Items from a data source
********************

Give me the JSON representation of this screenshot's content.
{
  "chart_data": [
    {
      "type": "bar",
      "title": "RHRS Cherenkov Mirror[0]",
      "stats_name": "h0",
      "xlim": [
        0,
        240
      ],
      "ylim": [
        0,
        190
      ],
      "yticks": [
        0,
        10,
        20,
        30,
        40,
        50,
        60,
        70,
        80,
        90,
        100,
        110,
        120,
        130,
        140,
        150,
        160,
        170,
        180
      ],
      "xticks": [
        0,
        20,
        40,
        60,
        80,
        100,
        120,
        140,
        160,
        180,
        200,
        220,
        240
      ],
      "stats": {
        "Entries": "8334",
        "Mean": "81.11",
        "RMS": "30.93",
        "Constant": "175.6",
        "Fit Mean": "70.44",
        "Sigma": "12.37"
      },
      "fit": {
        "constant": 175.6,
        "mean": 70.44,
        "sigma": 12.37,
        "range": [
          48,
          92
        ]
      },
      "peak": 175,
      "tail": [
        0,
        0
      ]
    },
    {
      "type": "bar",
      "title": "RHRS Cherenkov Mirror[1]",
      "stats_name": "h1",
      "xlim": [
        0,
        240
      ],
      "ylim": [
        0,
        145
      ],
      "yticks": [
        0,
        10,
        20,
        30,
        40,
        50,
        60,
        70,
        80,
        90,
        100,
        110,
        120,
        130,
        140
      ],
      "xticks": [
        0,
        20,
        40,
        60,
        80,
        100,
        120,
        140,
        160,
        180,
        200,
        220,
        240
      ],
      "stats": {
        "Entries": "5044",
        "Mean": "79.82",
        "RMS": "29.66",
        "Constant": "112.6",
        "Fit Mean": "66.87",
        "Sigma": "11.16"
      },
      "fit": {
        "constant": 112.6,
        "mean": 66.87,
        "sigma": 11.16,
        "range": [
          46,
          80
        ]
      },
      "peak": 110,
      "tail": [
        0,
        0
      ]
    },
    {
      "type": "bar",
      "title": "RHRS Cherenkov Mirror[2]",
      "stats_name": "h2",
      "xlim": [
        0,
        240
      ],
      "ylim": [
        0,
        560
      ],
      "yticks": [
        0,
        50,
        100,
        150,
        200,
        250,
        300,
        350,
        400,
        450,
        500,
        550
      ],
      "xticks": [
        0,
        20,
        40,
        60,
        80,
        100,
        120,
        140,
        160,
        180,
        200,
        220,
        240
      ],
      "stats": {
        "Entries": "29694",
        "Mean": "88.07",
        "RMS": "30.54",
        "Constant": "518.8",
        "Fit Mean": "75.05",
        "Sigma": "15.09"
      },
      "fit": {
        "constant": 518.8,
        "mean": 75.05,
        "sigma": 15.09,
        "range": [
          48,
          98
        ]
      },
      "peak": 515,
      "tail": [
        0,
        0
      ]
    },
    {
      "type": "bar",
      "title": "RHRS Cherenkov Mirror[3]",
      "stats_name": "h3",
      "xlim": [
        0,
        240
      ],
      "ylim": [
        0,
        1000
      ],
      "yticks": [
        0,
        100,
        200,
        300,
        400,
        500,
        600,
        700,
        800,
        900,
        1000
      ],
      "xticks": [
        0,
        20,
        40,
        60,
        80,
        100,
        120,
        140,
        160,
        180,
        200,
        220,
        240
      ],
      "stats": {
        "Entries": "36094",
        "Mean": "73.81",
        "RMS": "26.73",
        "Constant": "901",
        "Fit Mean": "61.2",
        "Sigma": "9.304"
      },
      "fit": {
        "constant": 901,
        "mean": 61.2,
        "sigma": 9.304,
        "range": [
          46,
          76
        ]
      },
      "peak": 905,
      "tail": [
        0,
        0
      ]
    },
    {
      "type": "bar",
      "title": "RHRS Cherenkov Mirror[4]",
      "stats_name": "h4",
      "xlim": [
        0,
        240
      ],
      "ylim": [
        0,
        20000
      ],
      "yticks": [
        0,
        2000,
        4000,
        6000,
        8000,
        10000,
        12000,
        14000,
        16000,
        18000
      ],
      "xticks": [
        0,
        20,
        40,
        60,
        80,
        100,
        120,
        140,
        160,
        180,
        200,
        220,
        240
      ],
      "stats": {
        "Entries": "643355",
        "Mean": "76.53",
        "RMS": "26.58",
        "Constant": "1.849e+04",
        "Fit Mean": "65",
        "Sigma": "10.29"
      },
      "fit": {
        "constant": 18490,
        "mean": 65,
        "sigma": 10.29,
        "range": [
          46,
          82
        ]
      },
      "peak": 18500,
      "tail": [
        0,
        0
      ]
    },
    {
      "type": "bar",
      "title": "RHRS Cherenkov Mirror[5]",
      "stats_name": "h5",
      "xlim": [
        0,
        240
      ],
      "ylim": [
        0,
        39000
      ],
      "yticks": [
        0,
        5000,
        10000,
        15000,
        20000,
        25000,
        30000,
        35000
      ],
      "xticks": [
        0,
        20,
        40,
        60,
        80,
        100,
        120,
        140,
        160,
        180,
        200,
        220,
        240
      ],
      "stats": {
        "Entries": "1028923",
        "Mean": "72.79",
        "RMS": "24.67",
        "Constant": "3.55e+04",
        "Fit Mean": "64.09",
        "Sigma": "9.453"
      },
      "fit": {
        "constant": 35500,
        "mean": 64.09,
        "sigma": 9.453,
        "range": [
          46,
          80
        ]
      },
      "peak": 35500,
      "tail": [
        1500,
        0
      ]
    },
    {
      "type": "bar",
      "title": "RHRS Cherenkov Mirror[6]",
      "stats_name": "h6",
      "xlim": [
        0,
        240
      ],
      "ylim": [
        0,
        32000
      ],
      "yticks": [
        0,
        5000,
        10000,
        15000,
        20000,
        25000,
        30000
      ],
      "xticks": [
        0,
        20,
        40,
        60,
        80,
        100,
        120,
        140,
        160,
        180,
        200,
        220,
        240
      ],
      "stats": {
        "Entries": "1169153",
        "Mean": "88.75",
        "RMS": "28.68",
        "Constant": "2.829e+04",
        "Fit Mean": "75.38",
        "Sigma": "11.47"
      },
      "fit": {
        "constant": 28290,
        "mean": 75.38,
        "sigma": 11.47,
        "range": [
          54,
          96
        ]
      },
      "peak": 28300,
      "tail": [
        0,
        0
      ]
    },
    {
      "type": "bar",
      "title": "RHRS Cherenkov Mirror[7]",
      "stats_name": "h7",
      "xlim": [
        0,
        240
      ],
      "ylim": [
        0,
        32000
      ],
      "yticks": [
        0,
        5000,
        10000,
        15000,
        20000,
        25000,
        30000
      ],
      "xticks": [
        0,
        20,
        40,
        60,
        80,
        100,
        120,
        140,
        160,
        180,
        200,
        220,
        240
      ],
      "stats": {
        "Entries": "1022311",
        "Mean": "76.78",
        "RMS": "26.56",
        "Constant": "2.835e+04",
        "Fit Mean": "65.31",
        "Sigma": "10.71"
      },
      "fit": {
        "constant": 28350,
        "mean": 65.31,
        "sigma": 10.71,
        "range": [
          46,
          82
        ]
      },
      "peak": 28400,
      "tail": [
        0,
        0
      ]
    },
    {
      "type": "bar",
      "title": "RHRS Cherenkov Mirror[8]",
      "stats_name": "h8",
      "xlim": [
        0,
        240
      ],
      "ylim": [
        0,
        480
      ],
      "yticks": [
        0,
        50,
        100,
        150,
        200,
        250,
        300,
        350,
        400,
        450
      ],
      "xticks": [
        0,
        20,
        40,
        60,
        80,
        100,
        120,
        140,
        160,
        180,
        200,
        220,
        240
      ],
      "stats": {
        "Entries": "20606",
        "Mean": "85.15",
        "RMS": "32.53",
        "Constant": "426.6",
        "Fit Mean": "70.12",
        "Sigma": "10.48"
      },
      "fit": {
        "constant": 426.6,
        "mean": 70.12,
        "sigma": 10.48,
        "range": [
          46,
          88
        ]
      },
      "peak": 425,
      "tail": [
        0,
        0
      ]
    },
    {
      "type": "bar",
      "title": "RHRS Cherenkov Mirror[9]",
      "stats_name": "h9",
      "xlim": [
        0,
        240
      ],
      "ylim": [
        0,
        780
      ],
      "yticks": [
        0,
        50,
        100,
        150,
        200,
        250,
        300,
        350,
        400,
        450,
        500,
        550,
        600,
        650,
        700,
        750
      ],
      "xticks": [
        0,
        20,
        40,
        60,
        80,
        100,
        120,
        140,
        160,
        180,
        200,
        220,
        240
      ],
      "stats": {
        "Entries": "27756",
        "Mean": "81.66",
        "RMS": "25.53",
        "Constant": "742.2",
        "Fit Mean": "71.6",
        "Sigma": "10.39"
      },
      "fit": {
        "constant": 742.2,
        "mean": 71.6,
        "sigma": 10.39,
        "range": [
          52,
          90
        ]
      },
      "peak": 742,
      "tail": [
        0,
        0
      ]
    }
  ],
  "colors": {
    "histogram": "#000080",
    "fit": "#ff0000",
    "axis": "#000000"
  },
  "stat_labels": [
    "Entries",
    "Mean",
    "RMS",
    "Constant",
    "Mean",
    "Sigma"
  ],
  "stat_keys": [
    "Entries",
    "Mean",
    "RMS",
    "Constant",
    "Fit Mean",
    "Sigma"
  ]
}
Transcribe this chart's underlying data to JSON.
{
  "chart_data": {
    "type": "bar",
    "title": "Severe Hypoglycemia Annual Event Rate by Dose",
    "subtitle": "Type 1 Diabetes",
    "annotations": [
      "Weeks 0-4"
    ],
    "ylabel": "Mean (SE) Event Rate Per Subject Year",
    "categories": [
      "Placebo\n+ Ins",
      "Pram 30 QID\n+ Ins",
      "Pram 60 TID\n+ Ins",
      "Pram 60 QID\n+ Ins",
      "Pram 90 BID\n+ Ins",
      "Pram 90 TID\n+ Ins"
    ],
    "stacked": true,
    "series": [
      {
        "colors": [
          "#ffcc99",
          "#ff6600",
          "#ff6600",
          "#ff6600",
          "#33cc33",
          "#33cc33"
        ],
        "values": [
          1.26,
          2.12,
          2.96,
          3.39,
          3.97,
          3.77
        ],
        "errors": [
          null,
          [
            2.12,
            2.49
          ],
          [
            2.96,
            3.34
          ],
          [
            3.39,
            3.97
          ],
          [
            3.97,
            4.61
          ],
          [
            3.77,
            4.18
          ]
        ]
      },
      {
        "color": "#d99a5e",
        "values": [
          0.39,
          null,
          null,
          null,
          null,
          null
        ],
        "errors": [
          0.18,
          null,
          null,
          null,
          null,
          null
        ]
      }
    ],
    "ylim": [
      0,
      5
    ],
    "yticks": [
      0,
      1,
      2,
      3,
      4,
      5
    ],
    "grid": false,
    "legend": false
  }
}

********************

*What to produce*: Your task is to gather all lines from the entries above that hold the word "Event".

*Answer for the task*:
    "title": "Severe Hypoglycemia Annual Event Rate by Dose",
    "ylabel": "Mean (SE) Event Rate Per Subject Year",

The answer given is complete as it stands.